REQUEST:
Copy out each line of the material in which the word "Scene" appears.

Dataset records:
#####

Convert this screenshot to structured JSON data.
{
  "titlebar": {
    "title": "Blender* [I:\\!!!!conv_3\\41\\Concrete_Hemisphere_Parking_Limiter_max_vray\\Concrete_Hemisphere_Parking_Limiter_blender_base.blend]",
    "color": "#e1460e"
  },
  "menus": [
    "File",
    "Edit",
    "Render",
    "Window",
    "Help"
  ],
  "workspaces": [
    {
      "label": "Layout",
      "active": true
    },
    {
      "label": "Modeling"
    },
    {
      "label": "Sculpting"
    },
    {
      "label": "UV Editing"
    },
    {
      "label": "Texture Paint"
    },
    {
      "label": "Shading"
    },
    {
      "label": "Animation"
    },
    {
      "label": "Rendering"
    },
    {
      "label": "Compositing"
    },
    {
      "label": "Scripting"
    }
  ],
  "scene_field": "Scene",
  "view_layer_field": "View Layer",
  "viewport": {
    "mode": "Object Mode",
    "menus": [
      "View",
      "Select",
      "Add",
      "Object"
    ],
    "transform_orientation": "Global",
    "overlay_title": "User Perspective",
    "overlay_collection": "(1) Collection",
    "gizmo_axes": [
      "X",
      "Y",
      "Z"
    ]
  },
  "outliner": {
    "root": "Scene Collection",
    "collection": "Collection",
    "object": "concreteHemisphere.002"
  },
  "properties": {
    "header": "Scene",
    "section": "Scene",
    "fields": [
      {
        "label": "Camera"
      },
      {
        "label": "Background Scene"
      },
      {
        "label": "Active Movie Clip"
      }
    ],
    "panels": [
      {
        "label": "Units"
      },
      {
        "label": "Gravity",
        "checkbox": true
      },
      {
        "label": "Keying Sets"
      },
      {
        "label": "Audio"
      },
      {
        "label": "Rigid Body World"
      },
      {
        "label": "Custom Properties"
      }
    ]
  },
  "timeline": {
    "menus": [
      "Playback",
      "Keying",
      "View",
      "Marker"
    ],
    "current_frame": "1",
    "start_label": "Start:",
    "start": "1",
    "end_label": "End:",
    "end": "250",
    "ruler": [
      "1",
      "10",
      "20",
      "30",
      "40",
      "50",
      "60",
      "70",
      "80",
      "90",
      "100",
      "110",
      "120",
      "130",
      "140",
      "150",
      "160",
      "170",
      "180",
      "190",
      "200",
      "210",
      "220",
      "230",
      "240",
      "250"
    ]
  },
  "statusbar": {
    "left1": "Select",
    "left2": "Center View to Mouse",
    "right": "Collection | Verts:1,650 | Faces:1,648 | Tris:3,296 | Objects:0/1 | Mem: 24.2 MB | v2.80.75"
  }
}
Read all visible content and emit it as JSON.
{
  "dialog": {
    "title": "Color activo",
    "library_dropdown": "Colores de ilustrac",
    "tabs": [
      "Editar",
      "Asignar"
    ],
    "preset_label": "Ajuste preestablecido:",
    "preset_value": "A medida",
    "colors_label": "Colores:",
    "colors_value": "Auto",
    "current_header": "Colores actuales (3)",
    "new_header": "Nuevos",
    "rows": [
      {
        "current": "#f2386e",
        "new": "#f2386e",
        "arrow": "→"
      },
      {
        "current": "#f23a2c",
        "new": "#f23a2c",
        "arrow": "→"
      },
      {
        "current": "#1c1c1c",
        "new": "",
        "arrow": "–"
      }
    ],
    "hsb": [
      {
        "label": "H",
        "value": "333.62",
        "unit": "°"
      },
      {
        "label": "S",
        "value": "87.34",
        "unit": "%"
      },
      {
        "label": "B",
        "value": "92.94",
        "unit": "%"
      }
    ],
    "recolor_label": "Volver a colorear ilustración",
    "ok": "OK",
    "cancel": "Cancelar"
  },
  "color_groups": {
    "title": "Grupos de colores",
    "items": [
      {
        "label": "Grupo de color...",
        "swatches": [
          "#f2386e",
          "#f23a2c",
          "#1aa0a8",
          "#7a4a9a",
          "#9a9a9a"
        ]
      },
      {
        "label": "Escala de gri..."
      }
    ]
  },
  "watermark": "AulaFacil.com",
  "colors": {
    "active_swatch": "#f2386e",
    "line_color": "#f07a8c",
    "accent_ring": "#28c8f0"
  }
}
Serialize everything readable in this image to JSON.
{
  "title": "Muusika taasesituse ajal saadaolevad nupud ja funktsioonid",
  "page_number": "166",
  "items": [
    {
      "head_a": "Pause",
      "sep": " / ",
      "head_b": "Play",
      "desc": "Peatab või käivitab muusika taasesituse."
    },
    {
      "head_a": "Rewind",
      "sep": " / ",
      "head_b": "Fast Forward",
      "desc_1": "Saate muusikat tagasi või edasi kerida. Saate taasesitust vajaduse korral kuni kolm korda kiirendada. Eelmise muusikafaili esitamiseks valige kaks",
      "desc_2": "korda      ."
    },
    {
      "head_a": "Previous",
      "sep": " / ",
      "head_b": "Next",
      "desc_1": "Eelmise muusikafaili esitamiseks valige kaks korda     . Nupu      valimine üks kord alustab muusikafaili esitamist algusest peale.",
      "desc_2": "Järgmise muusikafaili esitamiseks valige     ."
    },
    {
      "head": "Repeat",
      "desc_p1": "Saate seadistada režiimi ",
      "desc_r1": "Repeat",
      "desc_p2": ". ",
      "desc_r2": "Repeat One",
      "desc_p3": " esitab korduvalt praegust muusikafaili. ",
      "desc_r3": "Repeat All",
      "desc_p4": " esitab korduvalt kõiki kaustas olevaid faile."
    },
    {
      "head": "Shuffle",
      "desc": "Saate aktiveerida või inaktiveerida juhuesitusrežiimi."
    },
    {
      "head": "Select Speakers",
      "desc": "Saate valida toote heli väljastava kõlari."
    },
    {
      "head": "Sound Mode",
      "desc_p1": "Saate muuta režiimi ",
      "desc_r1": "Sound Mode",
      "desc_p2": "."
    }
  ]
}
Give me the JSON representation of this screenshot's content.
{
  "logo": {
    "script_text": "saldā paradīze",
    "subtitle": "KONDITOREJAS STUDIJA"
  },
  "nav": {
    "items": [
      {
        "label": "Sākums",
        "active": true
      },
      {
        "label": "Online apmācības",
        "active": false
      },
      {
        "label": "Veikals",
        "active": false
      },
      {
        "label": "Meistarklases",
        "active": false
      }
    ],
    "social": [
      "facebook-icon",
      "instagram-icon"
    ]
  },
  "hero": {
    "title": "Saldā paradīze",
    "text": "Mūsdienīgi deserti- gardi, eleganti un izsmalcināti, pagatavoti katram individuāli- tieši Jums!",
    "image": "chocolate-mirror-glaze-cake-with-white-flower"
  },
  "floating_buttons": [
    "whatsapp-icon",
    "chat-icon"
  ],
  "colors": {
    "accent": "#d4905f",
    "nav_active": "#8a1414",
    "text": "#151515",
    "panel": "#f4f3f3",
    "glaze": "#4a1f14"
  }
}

#####

OUTPUT FOR THIS TASK:
  "scene_field": "Scene",
    "root": "Scene Collection",
    "header": "Scene",
    "section": "Scene",
        "label": "Background Scene"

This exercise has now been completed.